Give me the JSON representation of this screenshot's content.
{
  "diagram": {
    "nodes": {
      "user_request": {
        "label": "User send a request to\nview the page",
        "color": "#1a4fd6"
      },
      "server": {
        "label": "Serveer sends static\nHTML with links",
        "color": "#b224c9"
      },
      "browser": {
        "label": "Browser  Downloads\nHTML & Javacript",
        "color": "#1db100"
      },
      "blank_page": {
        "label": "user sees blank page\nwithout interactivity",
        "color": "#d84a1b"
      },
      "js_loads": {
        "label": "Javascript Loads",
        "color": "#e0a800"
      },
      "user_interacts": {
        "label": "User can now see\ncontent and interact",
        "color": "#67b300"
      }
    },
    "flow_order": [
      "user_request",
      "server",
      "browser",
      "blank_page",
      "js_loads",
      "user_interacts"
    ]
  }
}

──────

- **WHAT THE TASK ASKS**
Output all preceding records character for character.

- **EXERCISE RESPONSE**
Give me the JSON representation of this screenshot's content.
{
  "diagram": {
    "nodes": {
      "user_request": {
        "label": "User send a request to\nview the page",
        "color": "#1a4fd6"
      },
      "server": {
        "label": "Serveer sends static\nHTML with links",
        "color": "#b224c9"
      },
      "browser": {
        "label": "Browser  Downloads\nHTML & Javacript",
        "color": "#1db100"
      },
      "blank_page": {
        "label": "user sees blank page\nwithout interactivity",
        "color": "#d84a1b"
      },
      "js_loads": {
        "label": "Javascript Loads",
        "color": "#e0a800"
      },
      "user_interacts": {
        "label": "User can now see\ncontent and interact",
        "color": "#67b300"
      }
    },
    "flow_order": [
      "user_request",
      "server",
      "browser",
      "blank_page",
      "js_loads",
      "user_interacts"
    ]
  }
}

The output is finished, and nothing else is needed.